■ **Work required**: Gather every line that includes the word "ylabel", please.

■ **Supplied information**:
= = = = =

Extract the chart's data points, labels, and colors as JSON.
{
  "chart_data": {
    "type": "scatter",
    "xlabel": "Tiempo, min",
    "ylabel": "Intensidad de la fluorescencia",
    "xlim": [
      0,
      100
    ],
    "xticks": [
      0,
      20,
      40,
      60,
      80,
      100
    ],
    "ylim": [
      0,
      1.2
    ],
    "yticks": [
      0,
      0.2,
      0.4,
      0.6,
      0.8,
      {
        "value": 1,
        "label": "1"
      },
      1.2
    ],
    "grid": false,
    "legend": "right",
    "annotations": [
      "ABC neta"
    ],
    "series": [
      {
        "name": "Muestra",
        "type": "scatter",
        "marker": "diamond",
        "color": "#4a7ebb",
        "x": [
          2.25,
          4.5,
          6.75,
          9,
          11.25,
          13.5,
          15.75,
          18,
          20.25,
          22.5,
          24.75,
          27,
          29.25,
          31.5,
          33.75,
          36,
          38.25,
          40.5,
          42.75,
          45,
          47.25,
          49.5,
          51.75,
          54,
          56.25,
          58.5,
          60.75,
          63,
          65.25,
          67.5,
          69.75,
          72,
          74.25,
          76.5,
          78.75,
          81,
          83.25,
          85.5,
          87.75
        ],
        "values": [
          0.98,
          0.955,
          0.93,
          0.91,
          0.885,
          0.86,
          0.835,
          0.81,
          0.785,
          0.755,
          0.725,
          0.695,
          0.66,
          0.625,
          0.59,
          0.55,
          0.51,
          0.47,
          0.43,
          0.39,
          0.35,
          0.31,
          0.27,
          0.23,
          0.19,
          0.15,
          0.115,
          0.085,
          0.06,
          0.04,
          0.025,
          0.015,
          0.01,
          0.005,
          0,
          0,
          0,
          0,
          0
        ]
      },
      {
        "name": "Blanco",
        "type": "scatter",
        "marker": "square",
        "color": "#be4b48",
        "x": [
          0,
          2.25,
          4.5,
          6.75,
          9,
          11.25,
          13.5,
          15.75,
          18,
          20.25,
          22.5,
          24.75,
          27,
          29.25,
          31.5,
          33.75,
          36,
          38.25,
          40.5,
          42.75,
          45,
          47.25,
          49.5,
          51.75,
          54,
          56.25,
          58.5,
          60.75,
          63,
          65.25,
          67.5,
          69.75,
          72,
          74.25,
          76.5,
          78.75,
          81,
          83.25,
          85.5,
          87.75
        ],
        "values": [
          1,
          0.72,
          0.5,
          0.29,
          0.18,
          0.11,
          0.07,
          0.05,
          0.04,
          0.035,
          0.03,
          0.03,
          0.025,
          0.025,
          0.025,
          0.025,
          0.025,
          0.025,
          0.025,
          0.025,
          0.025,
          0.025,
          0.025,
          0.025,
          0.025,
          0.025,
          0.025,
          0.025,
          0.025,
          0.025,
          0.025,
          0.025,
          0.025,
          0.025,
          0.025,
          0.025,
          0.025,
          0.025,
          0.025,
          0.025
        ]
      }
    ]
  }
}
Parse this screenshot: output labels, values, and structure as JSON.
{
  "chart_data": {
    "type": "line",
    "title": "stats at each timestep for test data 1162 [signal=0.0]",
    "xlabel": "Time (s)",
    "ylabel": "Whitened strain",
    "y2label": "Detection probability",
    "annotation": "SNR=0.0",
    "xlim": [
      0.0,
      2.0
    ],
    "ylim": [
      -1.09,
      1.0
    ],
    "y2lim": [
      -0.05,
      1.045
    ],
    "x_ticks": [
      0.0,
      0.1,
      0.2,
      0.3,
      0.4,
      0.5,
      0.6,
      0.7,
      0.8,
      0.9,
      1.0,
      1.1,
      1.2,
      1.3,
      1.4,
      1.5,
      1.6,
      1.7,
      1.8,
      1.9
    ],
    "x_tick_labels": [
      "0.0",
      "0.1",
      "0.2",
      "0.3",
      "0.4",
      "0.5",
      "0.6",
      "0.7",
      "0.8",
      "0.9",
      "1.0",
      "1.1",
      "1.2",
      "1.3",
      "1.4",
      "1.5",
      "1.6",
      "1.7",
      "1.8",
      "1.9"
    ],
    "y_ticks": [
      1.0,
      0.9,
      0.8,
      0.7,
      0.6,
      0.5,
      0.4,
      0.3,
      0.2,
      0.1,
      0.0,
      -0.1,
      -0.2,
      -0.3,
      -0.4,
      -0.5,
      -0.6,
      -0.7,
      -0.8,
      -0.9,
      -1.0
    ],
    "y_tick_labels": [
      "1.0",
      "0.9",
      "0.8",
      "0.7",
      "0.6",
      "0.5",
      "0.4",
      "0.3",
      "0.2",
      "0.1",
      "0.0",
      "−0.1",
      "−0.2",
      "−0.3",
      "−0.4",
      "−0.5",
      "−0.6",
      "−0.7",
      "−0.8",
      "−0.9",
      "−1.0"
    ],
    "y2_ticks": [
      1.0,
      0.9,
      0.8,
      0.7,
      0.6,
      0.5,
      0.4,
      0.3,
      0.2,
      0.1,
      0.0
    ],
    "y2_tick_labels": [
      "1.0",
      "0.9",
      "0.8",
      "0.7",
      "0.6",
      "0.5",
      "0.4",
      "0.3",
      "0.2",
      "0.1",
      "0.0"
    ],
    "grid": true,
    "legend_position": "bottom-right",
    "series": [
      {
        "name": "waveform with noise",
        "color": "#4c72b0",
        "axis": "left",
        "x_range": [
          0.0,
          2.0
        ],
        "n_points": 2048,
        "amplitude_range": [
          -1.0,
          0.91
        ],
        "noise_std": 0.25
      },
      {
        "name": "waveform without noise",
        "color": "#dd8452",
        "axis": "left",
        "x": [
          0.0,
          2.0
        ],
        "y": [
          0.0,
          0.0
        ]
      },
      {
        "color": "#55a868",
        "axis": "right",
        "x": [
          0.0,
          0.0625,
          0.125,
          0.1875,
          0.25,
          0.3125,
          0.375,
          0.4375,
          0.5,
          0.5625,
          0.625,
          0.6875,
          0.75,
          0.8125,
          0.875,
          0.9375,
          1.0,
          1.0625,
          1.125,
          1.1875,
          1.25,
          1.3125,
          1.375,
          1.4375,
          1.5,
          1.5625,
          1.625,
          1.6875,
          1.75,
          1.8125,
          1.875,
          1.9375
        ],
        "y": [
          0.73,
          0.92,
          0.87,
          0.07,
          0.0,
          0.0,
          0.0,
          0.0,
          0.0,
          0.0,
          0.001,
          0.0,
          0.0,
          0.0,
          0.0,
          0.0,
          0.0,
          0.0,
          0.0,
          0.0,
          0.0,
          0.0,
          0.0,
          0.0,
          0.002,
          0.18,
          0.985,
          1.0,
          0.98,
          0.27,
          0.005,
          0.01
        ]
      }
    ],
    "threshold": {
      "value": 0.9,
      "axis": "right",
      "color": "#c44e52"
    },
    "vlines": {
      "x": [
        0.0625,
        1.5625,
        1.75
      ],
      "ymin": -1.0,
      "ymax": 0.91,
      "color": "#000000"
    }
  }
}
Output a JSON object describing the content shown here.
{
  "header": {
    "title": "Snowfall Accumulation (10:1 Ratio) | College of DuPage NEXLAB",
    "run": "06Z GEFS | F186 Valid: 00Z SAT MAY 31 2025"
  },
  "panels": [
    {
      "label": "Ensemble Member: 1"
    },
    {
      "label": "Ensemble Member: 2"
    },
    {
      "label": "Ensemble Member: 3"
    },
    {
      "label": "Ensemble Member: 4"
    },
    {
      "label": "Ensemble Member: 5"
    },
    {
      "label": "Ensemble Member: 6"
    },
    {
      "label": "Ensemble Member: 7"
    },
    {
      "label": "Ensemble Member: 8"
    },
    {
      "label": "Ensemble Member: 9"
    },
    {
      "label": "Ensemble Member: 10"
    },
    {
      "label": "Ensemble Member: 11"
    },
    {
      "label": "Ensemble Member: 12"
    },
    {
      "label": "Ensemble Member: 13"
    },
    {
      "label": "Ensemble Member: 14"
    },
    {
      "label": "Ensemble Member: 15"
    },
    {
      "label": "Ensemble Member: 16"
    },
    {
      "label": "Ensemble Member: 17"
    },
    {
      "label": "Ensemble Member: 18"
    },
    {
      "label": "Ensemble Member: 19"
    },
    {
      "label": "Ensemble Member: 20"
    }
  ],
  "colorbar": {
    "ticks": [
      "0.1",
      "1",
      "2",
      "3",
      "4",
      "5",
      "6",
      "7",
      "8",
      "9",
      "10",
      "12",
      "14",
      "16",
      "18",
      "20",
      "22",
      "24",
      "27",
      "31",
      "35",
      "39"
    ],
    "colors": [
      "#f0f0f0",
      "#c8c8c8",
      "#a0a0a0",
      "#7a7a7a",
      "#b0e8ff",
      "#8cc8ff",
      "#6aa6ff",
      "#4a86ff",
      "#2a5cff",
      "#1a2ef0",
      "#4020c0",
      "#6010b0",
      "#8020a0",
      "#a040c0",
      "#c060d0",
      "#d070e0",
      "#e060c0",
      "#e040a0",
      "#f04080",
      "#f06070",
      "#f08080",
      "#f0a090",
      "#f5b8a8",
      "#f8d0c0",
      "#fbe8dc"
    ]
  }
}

= = = = =

■ **Solution to this exercise**:
    "ylabel": "Intensidad de la fluorescencia",
    "ylabel": "Whitened strain",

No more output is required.